(Saved entries)

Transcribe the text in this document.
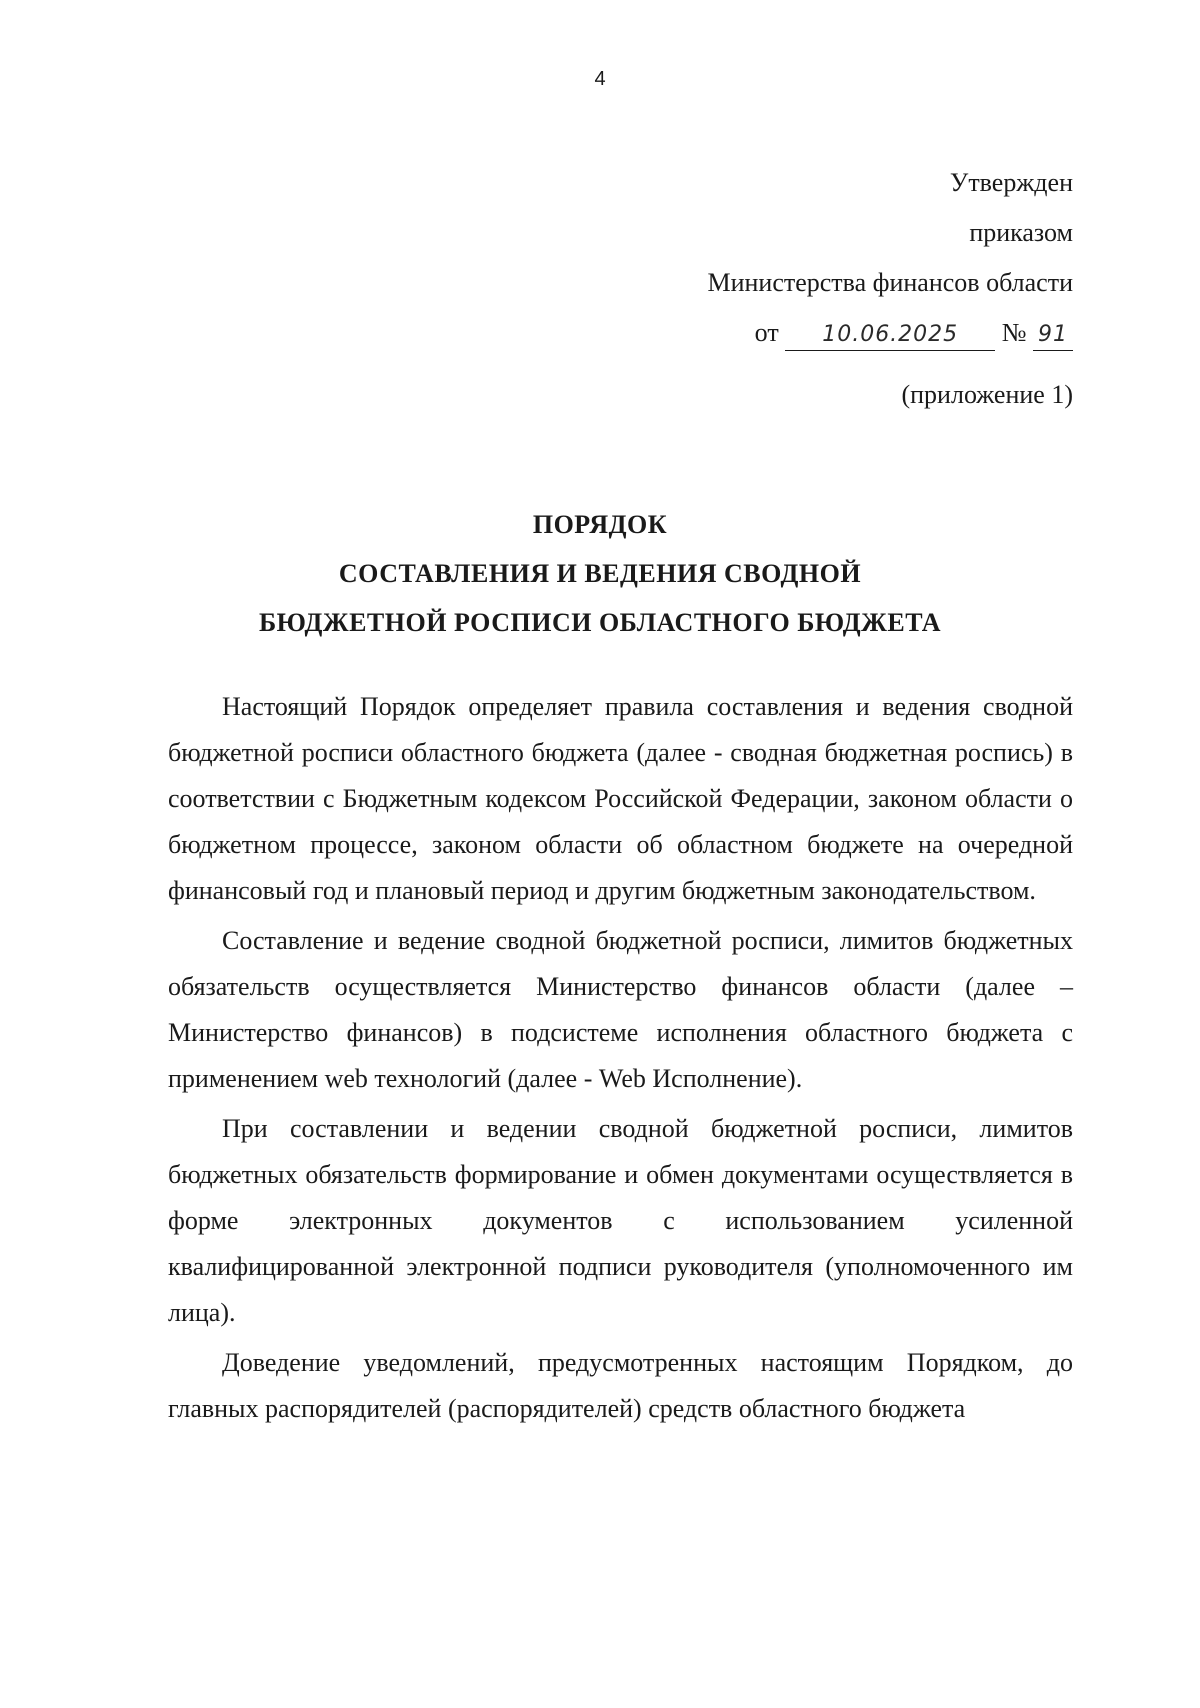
4
Утвержден
приказом
Министерства финансов области
от 10.06.2025 № 91
(приложение 1)
ПОРЯДОК
СОСТАВЛЕНИЯ И ВЕДЕНИЯ СВОДНОЙ
БЮДЖЕТНОЙ РОСПИСИ ОБЛАСТНОГО БЮДЖЕТА

Настоящий Порядок определяет правила составления и ведения сводной бюджетной росписи областного бюджета (далее - сводная бюджетная роспись) в соответствии с Бюджетным кодексом Российской Федерации, законом области о бюджетном процессе, законом области об областном бюджете на очередной финансовый год и плановый период и другим бюджетным законодательством.

Составление и ведение сводной бюджетной росписи, лимитов бюджетных обязательств осуществляется Министерство финансов области (далее – Министерство финансов) в подсистеме исполнения областного бюджета с применением web технологий (далее - Web Исполнение).

При составлении и ведении сводной бюджетной росписи, лимитов бюджетных обязательств формирование и обмен документами осуществляется в форме электронных документов с использованием усиленной квалифицированной электронной подписи руководителя (уполномоченного им лица).

Доведение уведомлений, предусмотренных настоящим Порядком, до главных распорядителей (распорядителей) средств областного бюджета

What to work on
Above are records to transcribe exactly; leave their pictures out.

The answer
Transcribe the text in this document.
4
Утвержден
приказом
Министерства финансов области
от 10.06.2025 № 91
(приложение 1)
ПОРЯДОК
СОСТАВЛЕНИЯ И ВЕДЕНИЯ СВОДНОЙ
БЮДЖЕТНОЙ РОСПИСИ ОБЛАСТНОГО БЮДЖЕТА

Настоящий Порядок определяет правила составления и ведения сводной бюджетной росписи областного бюджета (далее - сводная бюджетная роспись) в соответствии с Бюджетным кодексом Российской Федерации, законом области о бюджетном процессе, законом области об областном бюджете на очередной финансовый год и плановый период и другим бюджетным законодательством.

Составление и ведение сводной бюджетной росписи, лимитов бюджетных обязательств осуществляется Министерство финансов области (далее – Министерство финансов) в подсистеме исполнения областного бюджета с применением web технологий (далее - Web Исполнение).

При составлении и ведении сводной бюджетной росписи, лимитов бюджетных обязательств формирование и обмен документами осуществляется в форме электронных документов с использованием усиленной квалифицированной электронной подписи руководителя (уполномоченного им лица).

Доведение уведомлений, предусмотренных настоящим Порядком, до главных распорядителей (распорядителей) средств областного бюджета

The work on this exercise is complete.